* [GIVEN PROBLEM]: Reproduce the following lines exactly, in the same order.

* [DATA LISTING]:
···

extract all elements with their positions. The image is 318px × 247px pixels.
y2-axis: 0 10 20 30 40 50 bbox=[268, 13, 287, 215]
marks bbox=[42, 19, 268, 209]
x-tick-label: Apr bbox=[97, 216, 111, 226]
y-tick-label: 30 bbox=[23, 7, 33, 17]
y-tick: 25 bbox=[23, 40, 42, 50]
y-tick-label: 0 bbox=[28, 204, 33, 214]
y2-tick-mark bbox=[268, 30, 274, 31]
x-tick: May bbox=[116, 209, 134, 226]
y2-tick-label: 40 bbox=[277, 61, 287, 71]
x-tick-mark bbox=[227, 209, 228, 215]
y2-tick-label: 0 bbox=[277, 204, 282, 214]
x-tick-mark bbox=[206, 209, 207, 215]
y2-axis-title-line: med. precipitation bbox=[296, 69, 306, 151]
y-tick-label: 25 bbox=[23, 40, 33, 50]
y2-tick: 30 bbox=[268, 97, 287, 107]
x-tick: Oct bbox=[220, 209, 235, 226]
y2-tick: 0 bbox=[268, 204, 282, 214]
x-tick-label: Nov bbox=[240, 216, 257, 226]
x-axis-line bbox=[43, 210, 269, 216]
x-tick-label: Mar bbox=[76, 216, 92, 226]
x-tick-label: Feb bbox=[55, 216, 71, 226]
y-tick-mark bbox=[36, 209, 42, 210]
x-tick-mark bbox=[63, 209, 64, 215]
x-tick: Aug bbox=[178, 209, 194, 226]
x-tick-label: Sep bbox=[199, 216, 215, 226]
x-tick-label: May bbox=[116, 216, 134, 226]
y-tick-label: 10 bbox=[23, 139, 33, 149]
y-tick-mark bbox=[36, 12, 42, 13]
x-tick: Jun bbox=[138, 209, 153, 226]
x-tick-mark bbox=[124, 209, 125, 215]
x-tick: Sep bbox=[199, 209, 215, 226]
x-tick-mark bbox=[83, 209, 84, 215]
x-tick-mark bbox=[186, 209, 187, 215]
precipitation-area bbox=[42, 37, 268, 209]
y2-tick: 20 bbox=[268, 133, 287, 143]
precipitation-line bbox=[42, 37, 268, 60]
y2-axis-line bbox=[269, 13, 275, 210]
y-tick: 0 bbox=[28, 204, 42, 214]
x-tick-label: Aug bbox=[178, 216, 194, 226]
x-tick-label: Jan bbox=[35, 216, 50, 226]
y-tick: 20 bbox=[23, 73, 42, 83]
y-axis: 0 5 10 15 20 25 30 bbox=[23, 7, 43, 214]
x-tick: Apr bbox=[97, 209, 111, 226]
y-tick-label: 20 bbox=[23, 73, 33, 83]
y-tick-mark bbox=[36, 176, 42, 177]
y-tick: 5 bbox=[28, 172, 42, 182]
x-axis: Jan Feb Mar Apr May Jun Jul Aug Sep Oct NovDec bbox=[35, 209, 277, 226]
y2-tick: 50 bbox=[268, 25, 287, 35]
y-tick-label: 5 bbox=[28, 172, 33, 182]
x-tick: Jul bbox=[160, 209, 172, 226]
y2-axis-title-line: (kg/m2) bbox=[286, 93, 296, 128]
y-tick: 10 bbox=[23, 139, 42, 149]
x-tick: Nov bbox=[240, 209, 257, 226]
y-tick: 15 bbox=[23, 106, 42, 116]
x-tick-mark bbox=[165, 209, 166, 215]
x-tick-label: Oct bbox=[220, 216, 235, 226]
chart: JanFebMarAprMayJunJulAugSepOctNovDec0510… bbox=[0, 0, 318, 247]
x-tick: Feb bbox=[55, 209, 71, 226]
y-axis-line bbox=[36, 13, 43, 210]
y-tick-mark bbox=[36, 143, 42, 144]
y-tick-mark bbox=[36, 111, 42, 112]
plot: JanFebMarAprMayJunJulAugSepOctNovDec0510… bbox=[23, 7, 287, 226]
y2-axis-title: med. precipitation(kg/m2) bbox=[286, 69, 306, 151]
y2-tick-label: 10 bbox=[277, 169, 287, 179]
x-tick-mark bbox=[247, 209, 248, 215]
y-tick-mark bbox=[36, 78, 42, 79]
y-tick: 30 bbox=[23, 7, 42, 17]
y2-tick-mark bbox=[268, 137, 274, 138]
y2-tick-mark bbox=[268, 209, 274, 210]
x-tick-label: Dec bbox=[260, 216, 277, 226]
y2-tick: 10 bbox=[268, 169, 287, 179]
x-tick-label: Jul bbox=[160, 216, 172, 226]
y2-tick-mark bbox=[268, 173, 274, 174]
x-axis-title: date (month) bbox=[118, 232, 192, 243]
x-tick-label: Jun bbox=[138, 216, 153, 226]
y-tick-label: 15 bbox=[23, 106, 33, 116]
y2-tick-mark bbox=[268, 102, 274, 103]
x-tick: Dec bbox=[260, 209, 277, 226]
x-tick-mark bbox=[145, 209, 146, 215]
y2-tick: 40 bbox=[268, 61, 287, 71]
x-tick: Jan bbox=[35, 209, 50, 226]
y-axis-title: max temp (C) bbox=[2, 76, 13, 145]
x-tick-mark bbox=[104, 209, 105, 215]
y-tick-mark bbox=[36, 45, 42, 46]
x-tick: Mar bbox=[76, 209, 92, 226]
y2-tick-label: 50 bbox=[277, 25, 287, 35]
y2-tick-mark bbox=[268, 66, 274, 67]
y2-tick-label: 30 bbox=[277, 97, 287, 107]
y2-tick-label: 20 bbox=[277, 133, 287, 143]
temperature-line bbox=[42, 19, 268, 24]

···

* [FINISHED ANSWER]:
extract all elements with their positions. The image is 318px × 247px pixels.
y2-axis: 0 10 20 30 40 50 bbox=[268, 13, 287, 215]
marks bbox=[42, 19, 268, 209]
x-tick-label: Apr bbox=[97, 216, 111, 226]
y-tick-label: 30 bbox=[23, 7, 33, 17]
y-tick: 25 bbox=[23, 40, 42, 50]
y-tick-label: 0 bbox=[28, 204, 33, 214]
y2-tick-mark bbox=[268, 30, 274, 31]
x-tick: May bbox=[116, 209, 134, 226]
y2-tick-label: 40 bbox=[277, 61, 287, 71]
x-tick-mark bbox=[227, 209, 228, 215]
y2-tick-label: 0 bbox=[277, 204, 282, 214]
x-tick-mark bbox=[206, 209, 207, 215]
y2-axis-title-line: med. precipitation bbox=[296, 69, 306, 151]
y-tick-label: 25 bbox=[23, 40, 33, 50]
y2-tick: 30 bbox=[268, 97, 287, 107]
x-tick: Oct bbox=[220, 209, 235, 226]
y2-tick: 0 bbox=[268, 204, 282, 214]
x-tick-label: Nov bbox=[240, 216, 257, 226]
x-axis-line bbox=[43, 210, 269, 216]
x-tick-label: Mar bbox=[76, 216, 92, 226]
x-tick-label: Feb bbox=[55, 216, 71, 226]
y-tick-mark bbox=[36, 209, 42, 210]
x-tick-mark bbox=[63, 209, 64, 215]
x-tick: Aug bbox=[178, 209, 194, 226]
x-tick-label: Sep bbox=[199, 216, 215, 226]
x-tick-label: May bbox=[116, 216, 134, 226]
y-tick-label: 10 bbox=[23, 139, 33, 149]
y-tick-mark bbox=[36, 12, 42, 13]
x-tick: Jun bbox=[138, 209, 153, 226]
x-tick-mark bbox=[124, 209, 125, 215]
x-tick: Sep bbox=[199, 209, 215, 226]
x-tick-mark bbox=[83, 209, 84, 215]
x-tick-mark bbox=[186, 209, 187, 215]
precipitation-area bbox=[42, 37, 268, 209]
y2-tick: 20 bbox=[268, 133, 287, 143]
precipitation-line bbox=[42, 37, 268, 60]
y2-axis-line bbox=[269, 13, 275, 210]
y-tick: 0 bbox=[28, 204, 42, 214]
x-tick-label: Aug bbox=[178, 216, 194, 226]
x-tick-label: Jan bbox=[35, 216, 50, 226]
y-tick: 20 bbox=[23, 73, 42, 83]
y-axis: 0 5 10 15 20 25 30 bbox=[23, 7, 43, 214]
x-tick: Apr bbox=[97, 209, 111, 226]
y-tick-label: 20 bbox=[23, 73, 33, 83]
y-tick-mark bbox=[36, 176, 42, 177]
y-tick: 5 bbox=[28, 172, 42, 182]
x-axis: Jan Feb Mar Apr May Jun Jul Aug Sep Oct NovDec bbox=[35, 209, 277, 226]
y2-tick: 50 bbox=[268, 25, 287, 35]
y-tick-label: 5 bbox=[28, 172, 33, 182]
x-tick: Jul bbox=[160, 209, 172, 226]
y2-axis-title-line: (kg/m2) bbox=[286, 93, 296, 128]
y-tick: 10 bbox=[23, 139, 42, 149]
x-tick: Nov bbox=[240, 209, 257, 226]
y-tick: 15 bbox=[23, 106, 42, 116]
x-tick-mark bbox=[165, 209, 166, 215]
x-tick-label: Oct bbox=[220, 216, 235, 226]
chart: JanFebMarAprMayJunJulAugSepOctNovDec0510… bbox=[0, 0, 318, 247]
x-tick: Feb bbox=[55, 209, 71, 226]
y-axis-line bbox=[36, 13, 43, 210]
y-tick-mark bbox=[36, 143, 42, 144]
y-tick-mark bbox=[36, 111, 42, 112]
plot: JanFebMarAprMayJunJulAugSepOctNovDec0510… bbox=[23, 7, 287, 226]
y2-axis-title: med. precipitation(kg/m2) bbox=[286, 69, 306, 151]
y2-tick-label: 10 bbox=[277, 169, 287, 179]
x-tick-mark bbox=[247, 209, 248, 215]
y-tick-mark bbox=[36, 78, 42, 79]
y-tick: 30 bbox=[23, 7, 42, 17]
y2-tick-mark bbox=[268, 137, 274, 138]
y2-tick-mark bbox=[268, 209, 274, 210]
x-tick-label: Dec bbox=[260, 216, 277, 226]
y2-tick: 10 bbox=[268, 169, 287, 179]
x-tick-label: Jul bbox=[160, 216, 172, 226]
y2-tick-mark bbox=[268, 173, 274, 174]
x-axis-title: date (month) bbox=[118, 232, 192, 243]
x-tick-label: Jun bbox=[138, 216, 153, 226]
y-tick-label: 15 bbox=[23, 106, 33, 116]
y2-tick-mark bbox=[268, 102, 274, 103]
x-tick: Dec bbox=[260, 209, 277, 226]
x-tick-mark bbox=[145, 209, 146, 215]
y2-tick: 40 bbox=[268, 61, 287, 71]
x-tick: Jan bbox=[35, 209, 50, 226]
y-axis-title: max temp (C) bbox=[2, 76, 13, 145]
x-tick-mark bbox=[104, 209, 105, 215]
y-tick-mark bbox=[36, 45, 42, 46]
x-tick: Mar bbox=[76, 209, 92, 226]
y2-tick-label: 50 bbox=[277, 25, 287, 35]
y2-tick-mark bbox=[268, 66, 274, 67]
y2-tick-label: 30 bbox=[277, 97, 287, 107]
y2-tick-label: 20 bbox=[277, 133, 287, 143]
temperature-line bbox=[42, 19, 268, 24]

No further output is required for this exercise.